--- The problem ---
In the records that follow, locate every line with "среднего" and extract it.

>> BEGIN Provided data

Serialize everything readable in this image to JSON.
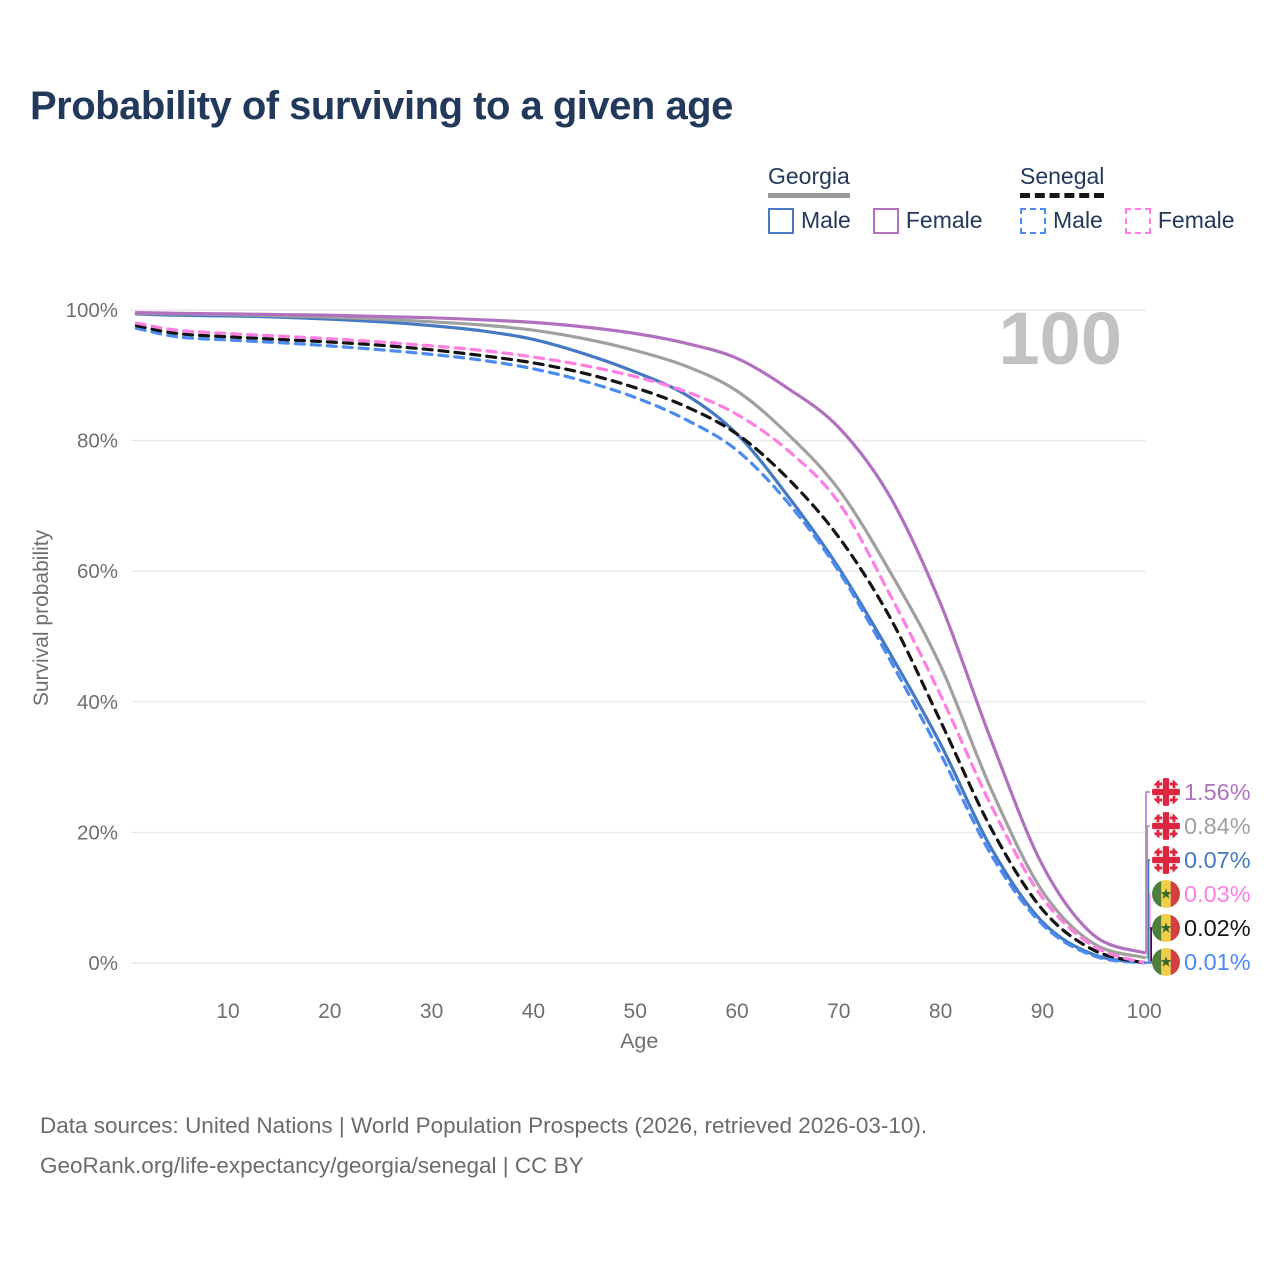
{
  "title": "Probability of surviving to a given age",
  "legend": {
    "groups": [
      {
        "label": "Georgia",
        "underline_color": "#9a9a9a",
        "underline_style": "solid",
        "items": [
          {
            "label": "Male",
            "color": "#4579c2",
            "style": "solid"
          },
          {
            "label": "Female",
            "color": "#b271bf",
            "style": "solid"
          }
        ]
      },
      {
        "label": "Senegal",
        "underline_color": "#161616",
        "underline_style": "dashed",
        "items": [
          {
            "label": "Male",
            "color": "#4b8bf2",
            "style": "dashed"
          },
          {
            "label": "Female",
            "color": "#ff7ee2",
            "style": "dashed"
          }
        ]
      }
    ]
  },
  "footer": {
    "line1": "Data sources: United Nations | World Population Prospects (2026, retrieved 2026-03-10).",
    "line2": "GeoRank.org/life-expectancy/georgia/senegal | CC BY"
  },
  "chart_data": {
    "type": "line",
    "title": "Probability of surviving to a given age",
    "xlabel": "Age",
    "ylabel": "Survival probability",
    "watermark": "100",
    "grid": "horizontal",
    "legend_position": "top-right",
    "xlim": [
      1,
      100
    ],
    "ylim": [
      0,
      100
    ],
    "x_ticks": [
      10,
      20,
      30,
      40,
      50,
      60,
      70,
      80,
      90,
      100
    ],
    "y_ticks": [
      0,
      20,
      40,
      60,
      80,
      100
    ],
    "y_tick_suffix": "%",
    "ages": [
      1,
      5,
      10,
      15,
      20,
      25,
      30,
      35,
      40,
      45,
      50,
      55,
      60,
      65,
      70,
      75,
      80,
      85,
      90,
      95,
      100
    ],
    "series": [
      {
        "name": "Georgia — Female",
        "country": "Georgia",
        "sex": "Female",
        "line": "solid",
        "color": "#b271bf",
        "flag": "georgia",
        "end_label": "1.56%",
        "values": [
          99.6,
          99.5,
          99.4,
          99.3,
          99.2,
          99.0,
          98.8,
          98.5,
          98.1,
          97.4,
          96.4,
          94.9,
          92.6,
          88.0,
          82.0,
          71.5,
          55.0,
          34.0,
          15.0,
          4.3,
          1.56
        ]
      },
      {
        "name": "Georgia — Both sexes",
        "country": "Georgia",
        "sex": "Both",
        "line": "solid",
        "color": "#a0a0a0",
        "flag": "georgia",
        "end_label": "0.84%",
        "values": [
          99.5,
          99.4,
          99.3,
          99.1,
          98.9,
          98.6,
          98.2,
          97.7,
          96.9,
          95.6,
          93.8,
          91.4,
          87.6,
          81.0,
          72.5,
          60.0,
          45.5,
          26.5,
          11.0,
          3.0,
          0.84
        ]
      },
      {
        "name": "Georgia — Male",
        "country": "Georgia",
        "sex": "Male",
        "line": "solid",
        "color": "#4579c2",
        "flag": "georgia",
        "end_label": "0.07%",
        "values": [
          99.4,
          99.2,
          99.1,
          98.9,
          98.6,
          98.2,
          97.6,
          96.8,
          95.5,
          93.3,
          90.5,
          87.0,
          81.0,
          71.5,
          60.5,
          47.5,
          33.5,
          17.5,
          6.3,
          1.3,
          0.07
        ]
      },
      {
        "name": "Senegal — Female",
        "country": "Senegal",
        "sex": "Female",
        "line": "dashed",
        "color": "#ff7ee2",
        "flag": "senegal",
        "end_label": "0.03%",
        "values": [
          98.0,
          96.9,
          96.4,
          96.0,
          95.6,
          95.1,
          94.5,
          93.8,
          92.8,
          91.5,
          89.8,
          87.5,
          84.0,
          78.5,
          70.5,
          56.5,
          41.0,
          24.0,
          10.0,
          2.6,
          0.03
        ]
      },
      {
        "name": "Senegal — Both sexes",
        "country": "Senegal",
        "sex": "Both",
        "line": "dashed",
        "color": "#141414",
        "flag": "senegal",
        "end_label": "0.02%",
        "values": [
          97.6,
          96.4,
          95.9,
          95.5,
          95.1,
          94.6,
          93.9,
          93.0,
          91.9,
          90.3,
          88.1,
          85.2,
          81.0,
          74.2,
          65.2,
          53.0,
          37.0,
          20.5,
          8.2,
          2.0,
          0.02
        ]
      },
      {
        "name": "Senegal — Male",
        "country": "Senegal",
        "sex": "Male",
        "line": "dashed",
        "color": "#4b8bf2",
        "flag": "senegal",
        "end_label": "0.01%",
        "values": [
          97.2,
          95.9,
          95.4,
          95.0,
          94.5,
          93.9,
          93.2,
          92.3,
          91.0,
          89.1,
          86.6,
          83.2,
          78.5,
          70.5,
          60.0,
          46.5,
          32.0,
          16.5,
          5.9,
          1.1,
          0.01
        ]
      }
    ],
    "flags": {
      "georgia": {
        "bg": "#f1f1f1",
        "cross": "#dc2540"
      },
      "senegal": {
        "green": "#4e7d3c",
        "yellow": "#f2cf49",
        "red": "#d2413f",
        "star": "#35662c"
      }
    },
    "colors": {
      "title": "#23395b",
      "axis_text": "#6f6f6f",
      "gridline": "#e9e9e9",
      "watermark": "#c2c2c2"
    }
  }
}
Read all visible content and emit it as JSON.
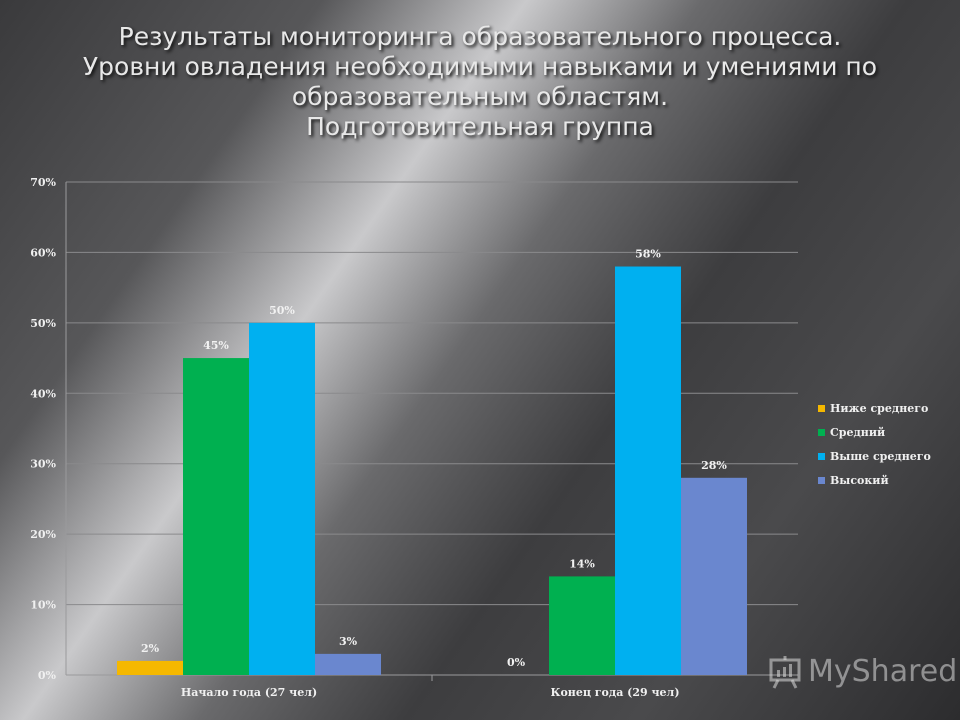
{
  "title_lines": [
    "Результаты мониторинга образовательного процесса.",
    "Уровни  овладения необходимыми навыками и умениями по",
    "образовательным областям.",
    "Подготовительная группа"
  ],
  "watermark": {
    "text": "MyShared",
    "icon": "presentation-board-icon"
  },
  "chart_data": {
    "type": "bar",
    "categories": [
      "Начало года (27 чел)",
      "Конец года (29 чел)"
    ],
    "series": [
      {
        "name": "Ниже среднего",
        "color": "#f5b800",
        "values": [
          2,
          0
        ],
        "labels": [
          "2%",
          "0%"
        ]
      },
      {
        "name": "Средний",
        "color": "#00b050",
        "values": [
          45,
          14
        ],
        "labels": [
          "45%",
          "14%"
        ]
      },
      {
        "name": "Выше среднего",
        "color": "#00b0f0",
        "values": [
          50,
          58
        ],
        "labels": [
          "50%",
          "58%"
        ]
      },
      {
        "name": "Высокий",
        "color": "#6a87cf",
        "values": [
          3,
          28
        ],
        "labels": [
          "3%",
          "28%"
        ]
      }
    ],
    "yticks": [
      "0%",
      "10%",
      "20%",
      "30%",
      "40%",
      "50%",
      "60%",
      "70%"
    ],
    "ylim": [
      0,
      70
    ],
    "grid": true,
    "legend_position": "right"
  }
}
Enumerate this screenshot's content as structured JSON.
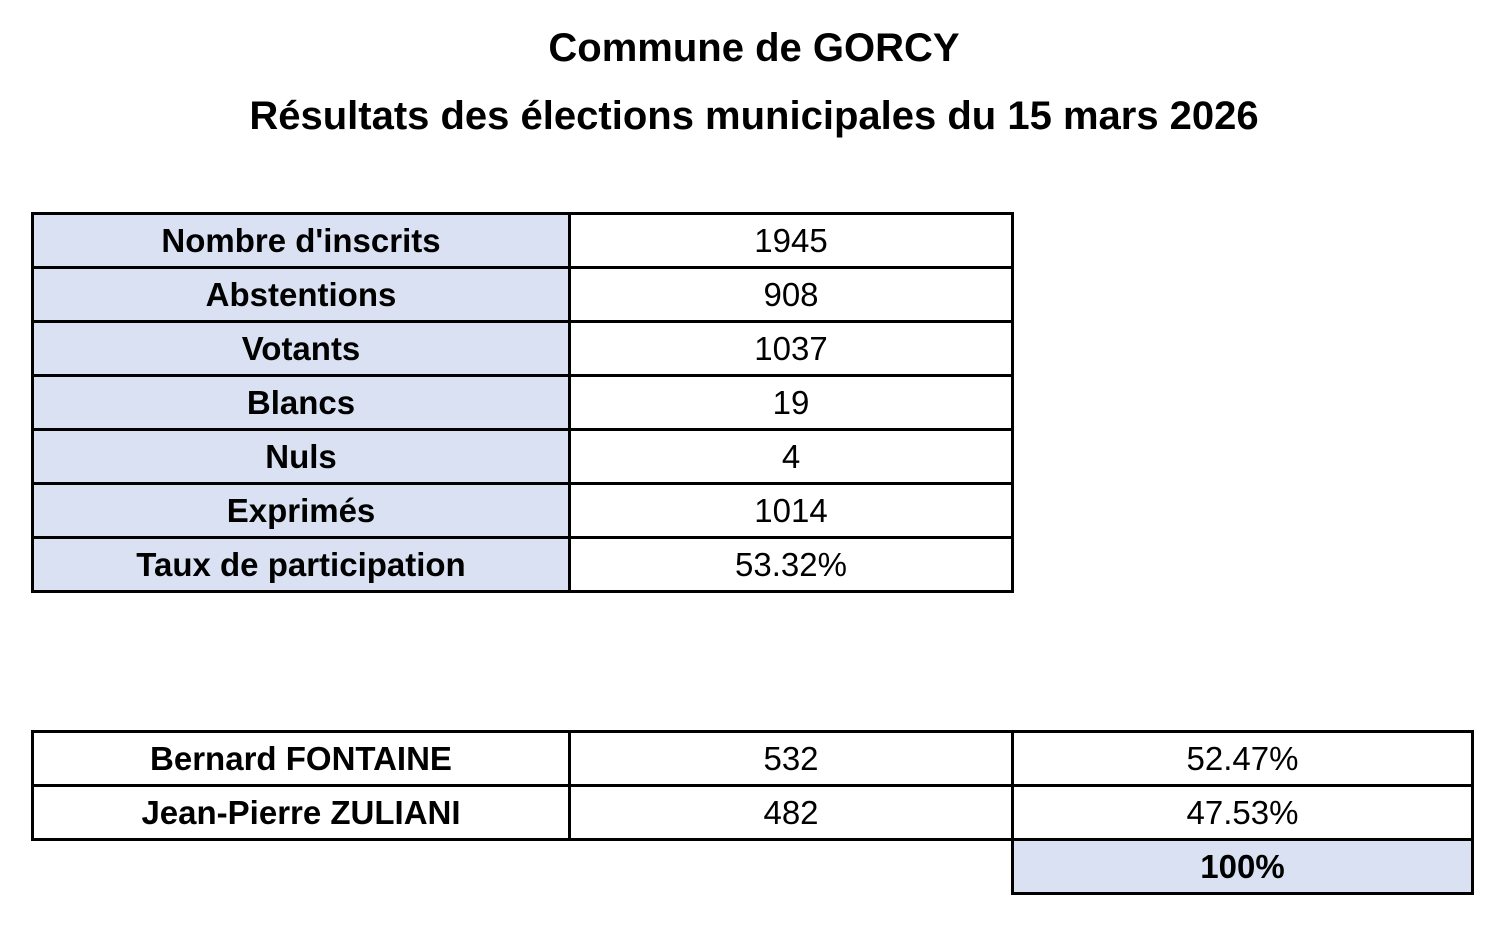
{
  "header": {
    "title": "Commune de GORCY",
    "subtitle": "Résultats des élections municipales du 15 mars 2026"
  },
  "summary_table": {
    "rows": [
      [
        "Nombre d'inscrits",
        "1945"
      ],
      [
        "Abstentions",
        "908"
      ],
      [
        "Votants",
        "1037"
      ],
      [
        "Blancs",
        "19"
      ],
      [
        "Nuls",
        "4"
      ],
      [
        "Exprimés",
        "1014"
      ],
      [
        "Taux de participation",
        "53.32%"
      ]
    ]
  },
  "results_table": {
    "rows": [
      [
        "Bernard FONTAINE",
        "532",
        "52.47%"
      ],
      [
        "Jean-Pierre ZULIANI",
        "482",
        "47.53%"
      ]
    ],
    "total": "100%"
  }
}
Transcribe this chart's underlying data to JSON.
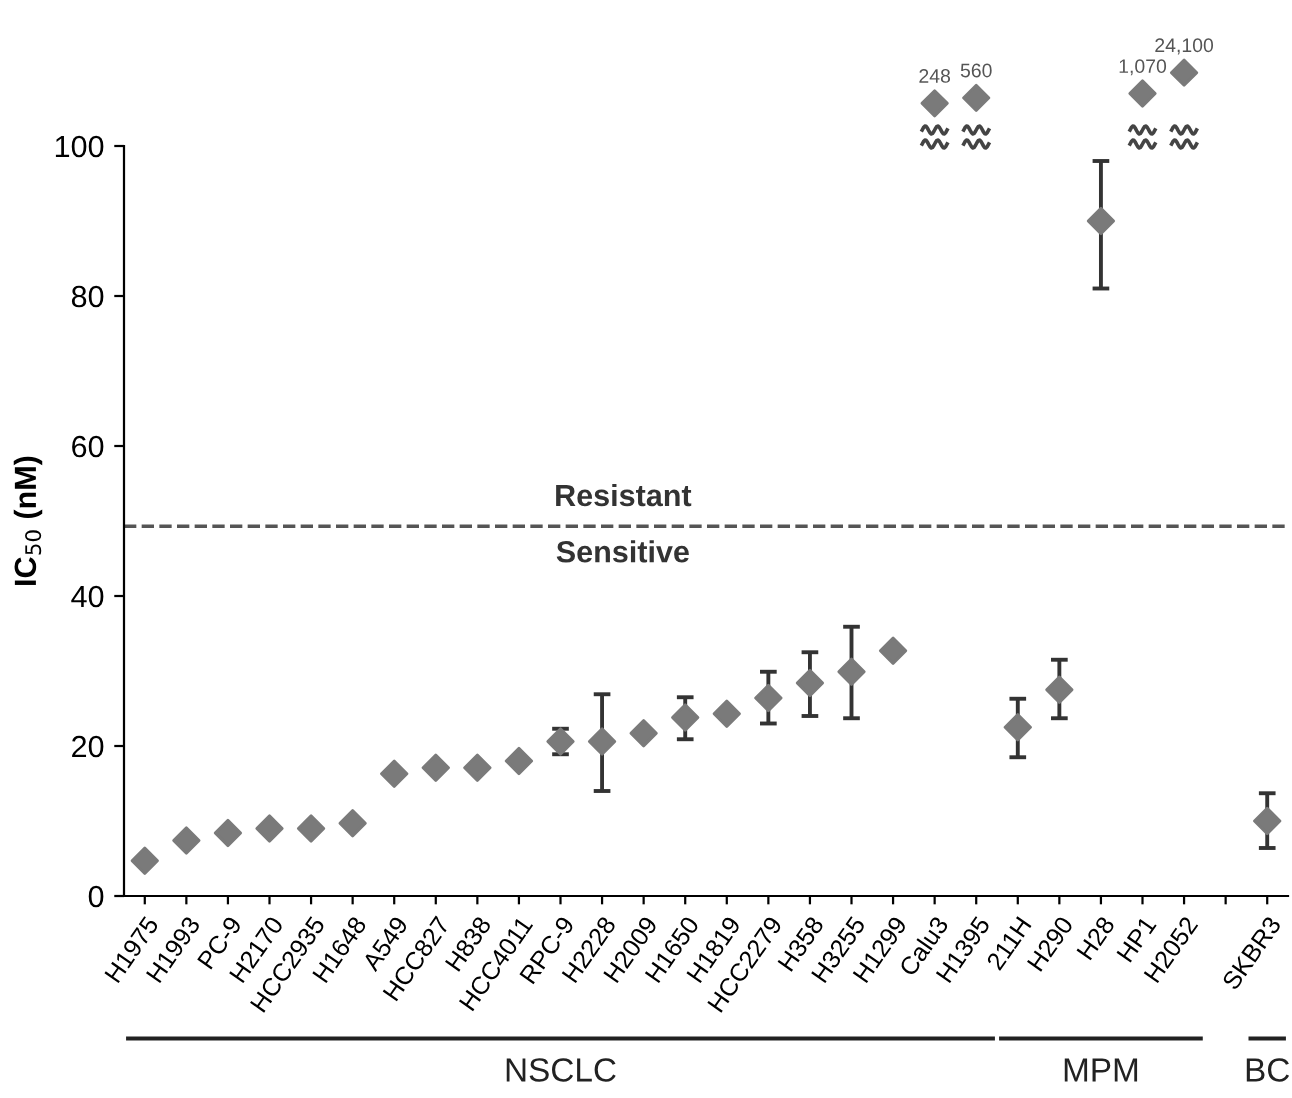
{
  "chart_data": [
    {
      "type": "scatter",
      "ylabel": "IC$_{50}$ (nM)",
      "categories": [
        "H1975",
        "H1993",
        "PC-9",
        "H2170",
        "HCC2935",
        "H1648",
        "A549",
        "HCC827",
        "H838",
        "HCC4011",
        "RPC-9",
        "H2228",
        "H2009",
        "H1650",
        "H1819",
        "HCC2279",
        "H358",
        "H3255",
        "H1299",
        "Calu3",
        "H1395",
        "211H",
        "H290",
        "H28",
        "HP1",
        "H2052",
        null,
        "SKBR3"
      ],
      "series": [
        {
          "color": "#7a7a7a",
          "values": [
            4.7,
            7.4,
            8.4,
            9.0,
            9.0,
            9.7,
            16.3,
            17.1,
            17.1,
            18.0,
            20.6,
            20.6,
            21.7,
            23.8,
            24.3,
            26.4,
            28.4,
            29.9,
            32.7,
            null,
            null,
            22.5,
            27.5,
            90,
            null,
            null,
            null,
            10.0
          ],
          "errors": [
            null,
            null,
            null,
            null,
            null,
            null,
            null,
            null,
            null,
            null,
            [
              18.9,
              22.3
            ],
            [
              14.0,
              26.9
            ],
            null,
            [
              20.9,
              26.5
            ],
            null,
            [
              23.0,
              29.9
            ],
            [
              24.0,
              32.5
            ],
            [
              23.7,
              35.9
            ],
            null,
            null,
            null,
            [
              18.5,
              26.3
            ],
            [
              23.7,
              31.5
            ],
            [
              81,
              98
            ],
            null,
            null,
            null,
            [
              6.4,
              13.7
            ]
          ]
        }
      ],
      "ylim": [
        0,
        100
      ],
      "yticks": [
        0,
        20,
        40,
        60,
        80,
        100
      ],
      "ref_lines": [
        {
          "axis": "y",
          "value": 49.3,
          "color": "#555555",
          "line_style": "dashed"
        }
      ],
      "annotations": [
        "Resistant",
        "Sensitive",
        "NSCLC",
        "MPM",
        "BC"
      ],
      "marker": "diamond",
      "grid": false,
      "legend": false
    },
    {
      "type": "scatter",
      "log": true,
      "tick_labels": false,
      "categories": [
        null,
        null,
        null,
        null,
        null,
        null,
        null,
        null,
        null,
        null,
        null,
        null,
        null,
        null,
        null,
        null,
        null,
        null,
        null,
        null,
        null,
        null,
        null,
        null,
        null,
        null,
        null,
        null
      ],
      "series": [
        {
          "color": "#7a7a7a",
          "values": [
            null,
            null,
            null,
            null,
            null,
            null,
            null,
            null,
            null,
            null,
            null,
            null,
            null,
            null,
            null,
            null,
            null,
            null,
            null,
            248,
            560,
            null,
            null,
            null,
            1070,
            24100,
            null,
            null
          ],
          "value_labels": [
            null,
            null,
            null,
            null,
            null,
            null,
            null,
            null,
            null,
            null,
            null,
            null,
            null,
            null,
            null,
            null,
            null,
            null,
            null,
            "248",
            "560",
            null,
            null,
            null,
            "1,070",
            "24,100",
            null,
            null
          ]
        }
      ],
      "marker": "diamond",
      "grid": false,
      "legend": false
    }
  ]
}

>> END Provided data

--- Answer to this exercise ---
        "name": "Ниже среднего",
        "name": "Выше среднего",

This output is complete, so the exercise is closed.